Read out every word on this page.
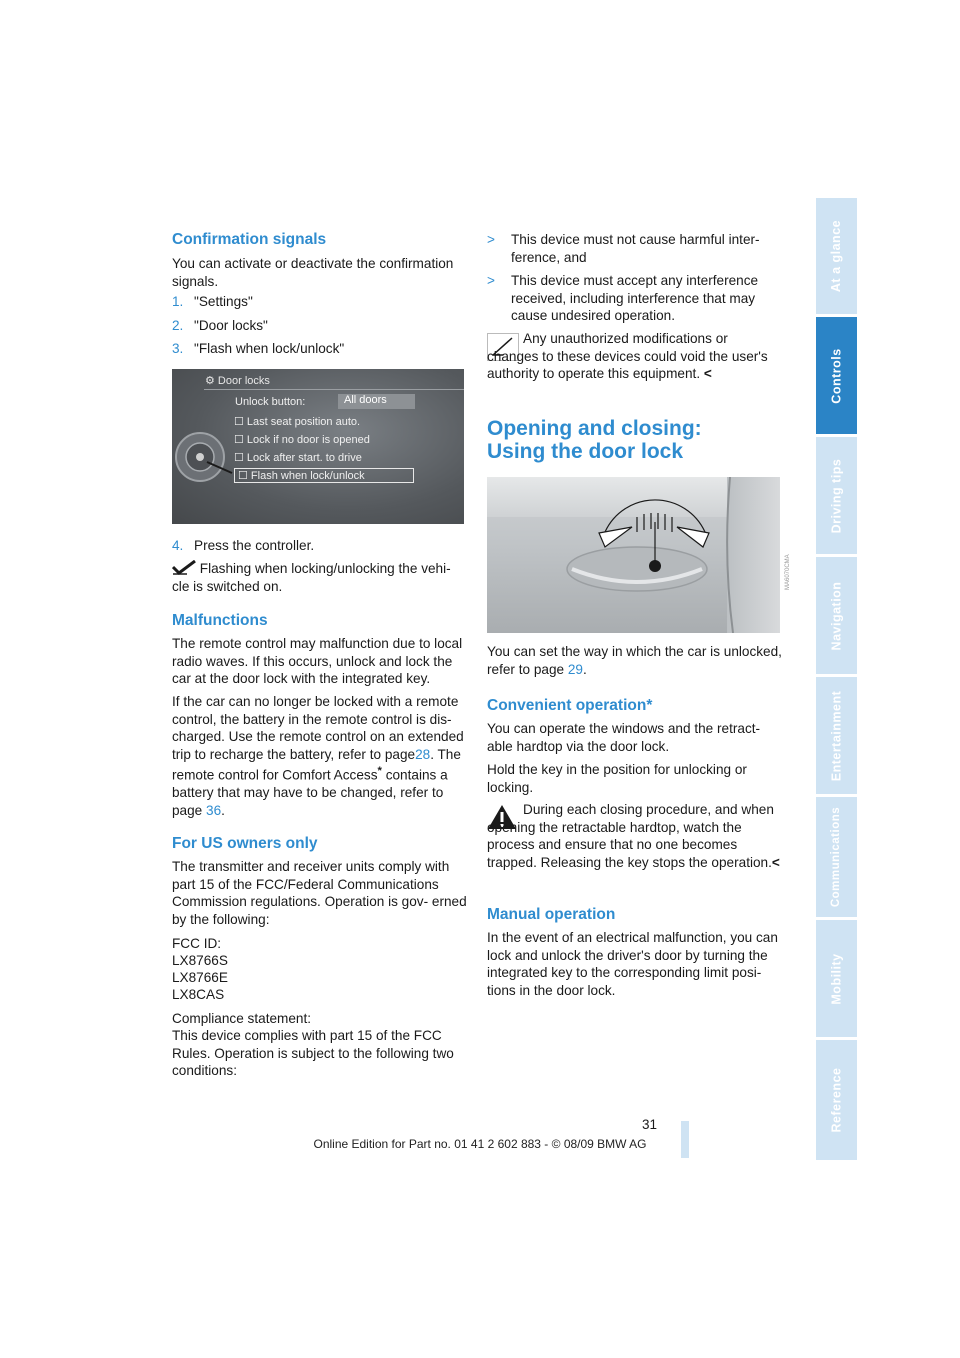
At a glance
Controls
Driving tips
Navigation
Entertainment
Communications
Mobility
Reference
Confirmation signals
You can activate or deactivate the confirmation signals.
1. "Settings"
2. "Door locks"
3. "Flash when lock/unlock"
⚙ Door locks
Unlock button:	All doors
☐ Last seat position auto.
☐ Lock if no door is opened
☐ Lock after start. to drive
☐ Flash when lock/unlock
4. Press the controller.
Flashing when locking/unlocking the vehi-
cle is switched on.
Malfunctions
The remote control may malfunction due to local radio waves. If this occurs, unlock and lock the car at the door lock with the integrated key.
If the car can no longer be locked with a remote control, the battery in the remote control is dis- charged. Use the remote control on an extended trip to recharge the battery, refer to page28. The remote control for Comfort Access* contains a battery that may have to be changed, refer to page 36.
For US owners only
The transmitter and receiver units comply with part 15 of the FCC/Federal Communications Commission regulations. Operation is gov- erned by the following:
FCC ID:
LX8766S
LX8766E
LX8CAS
Compliance statement:
This device complies with part 15 of the FCC Rules. Operation is subject to the following two conditions:
>	This device must not cause harmful inter- ference, and
>	This device must accept any interference received, including interference that may cause undesired operation.
Any unauthorized modifications or changes to these devices could void the user's authority to operate this equipment. <
Opening and closing:
Using the door lock
MA6070CMA
You can set the way in which the car is unlocked, refer to page 29.
Convenient operation*
You can operate the windows and the retract- able hardtop via the door lock.
Hold the key in the position for unlocking or locking.
During each closing procedure, and when opening the retractable hardtop, watch the process and ensure that no one becomes trapped. Releasing the key stops the operation.<
Manual operation
In the event of an electrical malfunction, you can lock and unlock the driver's door by turning the integrated key to the corresponding limit posi- tions in the door lock.
31
Online Edition for Part no. 01 41 2 602 883 - © 08/09 BMW AG
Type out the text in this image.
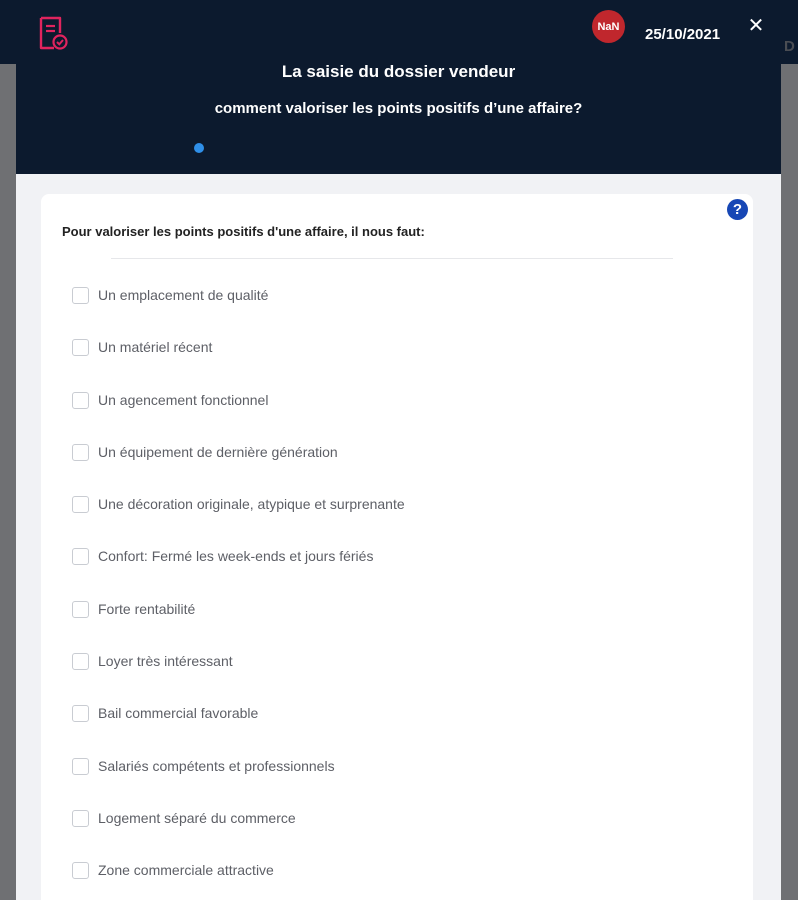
D
NaN	25/10/2021 ✕
La saisie du dossier vendeur
comment valoriser les points positifs d’une affaire?
?
Pour valoriser les points positifs d'une affaire, il nous faut:
Un emplacement de qualité
Un matériel récent
Un agencement fonctionnel
Un équipement de dernière génération
Une décoration originale, atypique et surprenante
Confort: Fermé les week-ends et jours fériés
Forte rentabilité
Loyer très intéressant
Bail commercial favorable
Salariés compétents et professionnels
Logement séparé du commerce
Zone commerciale attractive
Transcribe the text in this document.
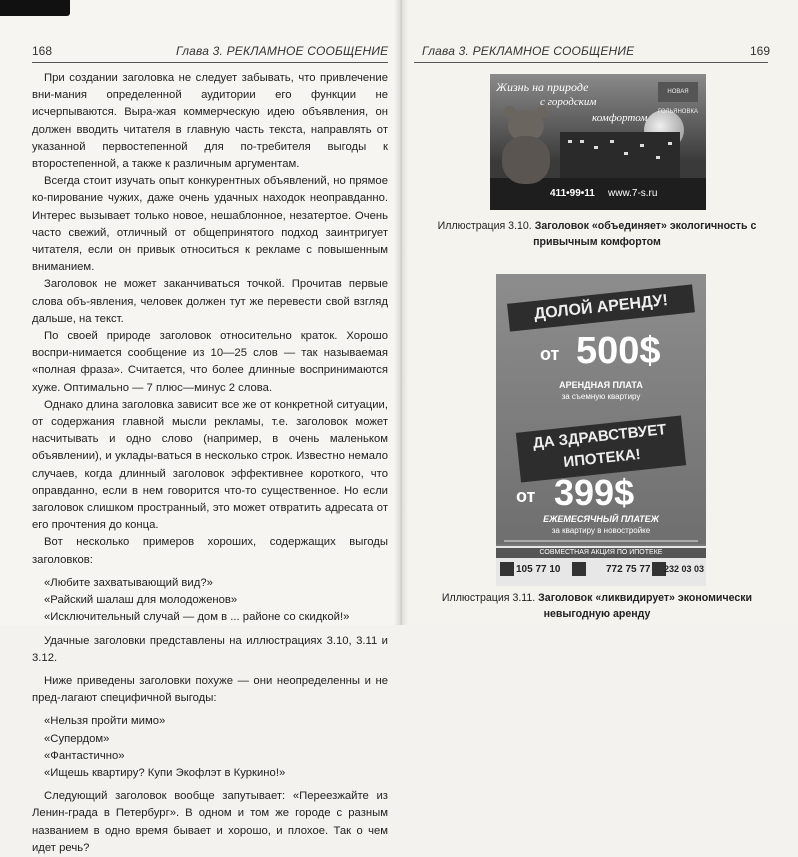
168	Глава 3. РЕКЛАМНОЕ СООБЩЕНИЕ

При создании заголовка не следует забывать, что привлечение вни-мания определенной аудитории его функции не исчерпываются. Выра-жая коммерческую идею объявления, он должен вводить читателя в главную часть текста, направлять от указанной первостепенной для по-требителя выгоды к второстепенной, а также к различным аргументам.

Всегда стоит изучать опыт конкурентных объявлений, но прямое ко-пирование чужих, даже очень удачных находок неоправданно. Интерес вызывает только новое, нешаблонное, незатертое. Очень часто свежий, отличный от общепринятого подход заинтригует читателя, если он привык относиться к рекламе с повышенным вниманием.

Заголовок не может заканчиваться точкой. Прочитав первые слова объ-явления, человек должен тут же перевести свой взгляд дальше, на текст.

По своей природе заголовок относительно краток. Хорошо воспри-нимается сообщение из 10—25 слов — так называемая «полная фраза». Считается, что более длинные воспринимаются хуже. Оптимально — 7 плюс—минус 2 слова.

Однако длина заголовка зависит все же от конкретной ситуации, от содержания главной мысли рекламы, т.е. заголовок может насчитывать и одно слово (например, в очень маленьком объявлении), и уклады-ваться в несколько строк. Известно немало случаев, когда длинный заголовок эффективнее короткого, что оправданно, если в нем говорится что-то существенное. Но если заголовок слишком пространный, это может отвратить адресата от его прочтения до конца.

Вот несколько примеров хороших, содержащих выгоды заголовков:

«Любите захватывающий вид?»

«Райский шалаш для молодоженов»

«Исключительный случай — дом в ... районе со скидкой!»

Удачные заголовки представлены на иллюстрациях 3.10, 3.11 и 3.12.

Ниже приведены заголовки похуже — они неопределенны и не пред-лагают специфичной выгоды:

«Нельзя пройти мимо»

«Супердом»

«Фантастично»

«Ищешь квартиру? Купи Экофлэт в Куркино!»

Следующий заголовок вообще запутывает: «Переезжайте из Ленин-града в Петербург». В одном и том же городе с разным названием в одно время бывает и хорошо, и плохое. Так о чем идет речь?

Глава 3. РЕКЛАМНОЕ СООБЩЕНИЕ	169
Жизнь на природе
с городским
комфортом
НОВАЯ ГОЛЬЯНОВКА
411•99•11 www.7-s.ru
Иллюстрация 3.10. Заголовок «объединяет» экологичность с привычным комфортом
ДОЛОЙ АРЕНДУ!
от 500$
АРЕНДНАЯ ПЛАТА
за съемную квартиру
ДА ЗДРАВСТВУЕТ
ИПОТЕКА!
от 399$
ЕЖЕМЕСЯЧНЫЙ ПЛАТЕЖ
за квартиру в новостройке
СОВМЕСТНАЯ АКЦИЯ ПО ИПОТЕКЕ
105 77 10	772 75 77 232 03 03
Иллюстрация 3.11. Заголовок «ликвидирует» экономически невыгодную аренду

☆ ☆ ☆

DIRECTIVE:
Repeat the listing above exactly, with no pictures.

TASK RESPONSE:
Read out every word on this page.
At a glance
Controls
Driving tips
Navigation
Entertainment
Communications
Mobility
Reference
Confirmation signals
You can activate or deactivate the confirmation signals.
1. "Settings"
2. "Door locks"
3. "Flash when lock/unlock"
⚙ Door locks
Unlock button:	All doors
☐ Last seat position auto.
☐ Lock if no door is opened
☐ Lock after start. to drive
☐ Flash when lock/unlock
4. Press the controller.
Flashing when locking/unlocking the vehi-
cle is switched on.
Malfunctions
The remote control may malfunction due to local radio waves. If this occurs, unlock and lock the car at the door lock with the integrated key.
If the car can no longer be locked with a remote control, the battery in the remote control is dis- charged. Use the remote control on an extended trip to recharge the battery, refer to page28. The remote control for Comfort Access* contains a battery that may have to be changed, refer to page 36.
For US owners only
The transmitter and receiver units comply with part 15 of the FCC/Federal Communications Commission regulations. Operation is gov- erned by the following:
FCC ID:
LX8766S
LX8766E
LX8CAS
Compliance statement:
This device complies with part 15 of the FCC Rules. Operation is subject to the following two conditions:
>	This device must not cause harmful inter- ference, and
>	This device must accept any interference received, including interference that may cause undesired operation.
Any unauthorized modifications or changes to these devices could void the user's authority to operate this equipment. <
Opening and closing:
Using the door lock
MA6070CMA
You can set the way in which the car is unlocked, refer to page 29.
Convenient operation*
You can operate the windows and the retract- able hardtop via the door lock.
Hold the key in the position for unlocking or locking.
During each closing procedure, and when opening the retractable hardtop, watch the process and ensure that no one becomes trapped. Releasing the key stops the operation.<
Manual operation
In the event of an electrical malfunction, you can lock and unlock the driver's door by turning the integrated key to the corresponding limit posi- tions in the door lock.
31
Online Edition for Part no. 01 41 2 602 883 - © 08/09 BMW AG
Type out the text in this image.
D
NaN	25/10/2021 ✕
La saisie du dossier vendeur
comment valoriser les points positifs d’une affaire?
?
Pour valoriser les points positifs d'une affaire, il nous faut:
Un emplacement de qualité
Un matériel récent
Un agencement fonctionnel
Un équipement de dernière génération
Une décoration originale, atypique et surprenante
Confort: Fermé les week-ends et jours fériés
Forte rentabilité
Loyer très intéressant
Bail commercial favorable
Salariés compétents et professionnels
Logement séparé du commerce
Zone commerciale attractive
Transcribe the text in this document.
168	Глава 3. РЕКЛАМНОЕ СООБЩЕНИЕ

При создании заголовка не следует забывать, что привлечение вни-мания определенной аудитории его функции не исчерпываются. Выра-жая коммерческую идею объявления, он должен вводить читателя в главную часть текста, направлять от указанной первостепенной для по-требителя выгоды к второстепенной, а также к различным аргументам.

Всегда стоит изучать опыт конкурентных объявлений, но прямое ко-пирование чужих, даже очень удачных находок неоправданно. Интерес вызывает только новое, нешаблонное, незатертое. Очень часто свежий, отличный от общепринятого подход заинтригует читателя, если он привык относиться к рекламе с повышенным вниманием.

Заголовок не может заканчиваться точкой. Прочитав первые слова объ-явления, человек должен тут же перевести свой взгляд дальше, на текст.

По своей природе заголовок относительно краток. Хорошо воспри-нимается сообщение из 10—25 слов — так называемая «полная фраза». Считается, что более длинные воспринимаются хуже. Оптимально — 7 плюс—минус 2 слова.

Однако длина заголовка зависит все же от конкретной ситуации, от содержания главной мысли рекламы, т.е. заголовок может насчитывать и одно слово (например, в очень маленьком объявлении), и уклады-ваться в несколько строк. Известно немало случаев, когда длинный заголовок эффективнее короткого, что оправданно, если в нем говорится что-то существенное. Но если заголовок слишком пространный, это может отвратить адресата от его прочтения до конца.

Вот несколько примеров хороших, содержащих выгоды заголовков:

«Любите захватывающий вид?»

«Райский шалаш для молодоженов»

«Исключительный случай — дом в ... районе со скидкой!»

Удачные заголовки представлены на иллюстрациях 3.10, 3.11 и 3.12.

Ниже приведены заголовки похуже — они неопределенны и не пред-лагают специфичной выгоды:

«Нельзя пройти мимо»

«Супердом»

«Фантастично»

«Ищешь квартиру? Купи Экофлэт в Куркино!»

Следующий заголовок вообще запутывает: «Переезжайте из Ленин-града в Петербург». В одном и том же городе с разным названием в одно время бывает и хорошо, и плохое. Так о чем идет речь?

Глава 3. РЕКЛАМНОЕ СООБЩЕНИЕ	169
Жизнь на природе
с городским
комфортом
НОВАЯ ГОЛЬЯНОВКА
411•99•11 www.7-s.ru
Иллюстрация 3.10. Заголовок «объединяет» экологичность с привычным комфортом
ДОЛОЙ АРЕНДУ!
от 500$
АРЕНДНАЯ ПЛАТА
за съемную квартиру
ДА ЗДРАВСТВУЕТ
ИПОТЕКА!
от 399$
ЕЖЕМЕСЯЧНЫЙ ПЛАТЕЖ
за квартиру в новостройке
СОВМЕСТНАЯ АКЦИЯ ПО ИПОТЕКЕ
105 77 10	772 75 77 232 03 03
Иллюстрация 3.11. Заголовок «ликвидирует» экономически невыгодную аренду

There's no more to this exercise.